• What is being asked
Copy out all lines that hold "label".
*** Source data
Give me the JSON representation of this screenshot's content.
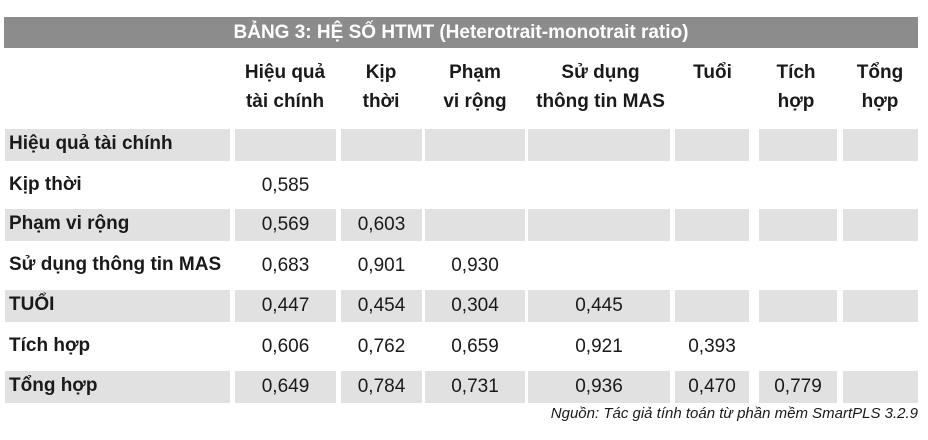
{
  "title": "BẢNG 3: HỆ SỐ HTMT (Heterotrait-monotrait ratio)",
  "columns": [
    [
      "Hiệu quả",
      "tài chính"
    ],
    [
      "Kịp",
      "thời"
    ],
    [
      "Phạm",
      "vi rộng"
    ],
    [
      "Sử dụng",
      "thông tin MAS"
    ],
    [
      "Tuổi",
      ""
    ],
    [
      "Tích",
      "hợp"
    ],
    [
      "Tổng",
      "hợp"
    ]
  ],
  "rows": [
    {
      "label": "Hiệu quả tài chính",
      "values": [
        "",
        "",
        "",
        "",
        "",
        "",
        ""
      ]
    },
    {
      "label": "Kịp thời",
      "values": [
        "0,585",
        "",
        "",
        "",
        "",
        "",
        ""
      ]
    },
    {
      "label": "Phạm vi rộng",
      "values": [
        "0,569",
        "0,603",
        "",
        "",
        "",
        "",
        ""
      ]
    },
    {
      "label": "Sử dụng thông tin MAS",
      "values": [
        "0,683",
        "0,901",
        "0,930",
        "",
        "",
        "",
        ""
      ]
    },
    {
      "label": "TUỔI",
      "values": [
        "0,447",
        "0,454",
        "0,304",
        "0,445",
        "",
        "",
        ""
      ]
    },
    {
      "label": "Tích hợp",
      "values": [
        "0,606",
        "0,762",
        "0,659",
        "0,921",
        "0,393",
        "",
        ""
      ]
    },
    {
      "label": "Tổng hợp",
      "values": [
        "0,649",
        "0,784",
        "0,731",
        "0,936",
        "0,470",
        "0,779",
        ""
      ]
    }
  ],
  "source": "Nguồn: Tác giả tính toán từ phần mềm SmartPLS 3.2.9",
  "colors": {
    "title_bg": "#8c8c8c",
    "shade": "#e1e1e1"
  }
}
******
• Finished exercise
      "label": "Hiệu quả tài chính",
      "label": "Kịp thời",
      "label": "Phạm vi rộng",
      "label": "Sử dụng thông tin MAS",
      "label": "TUỔI",
      "label": "Tích hợp",
      "label": "Tổng hợp",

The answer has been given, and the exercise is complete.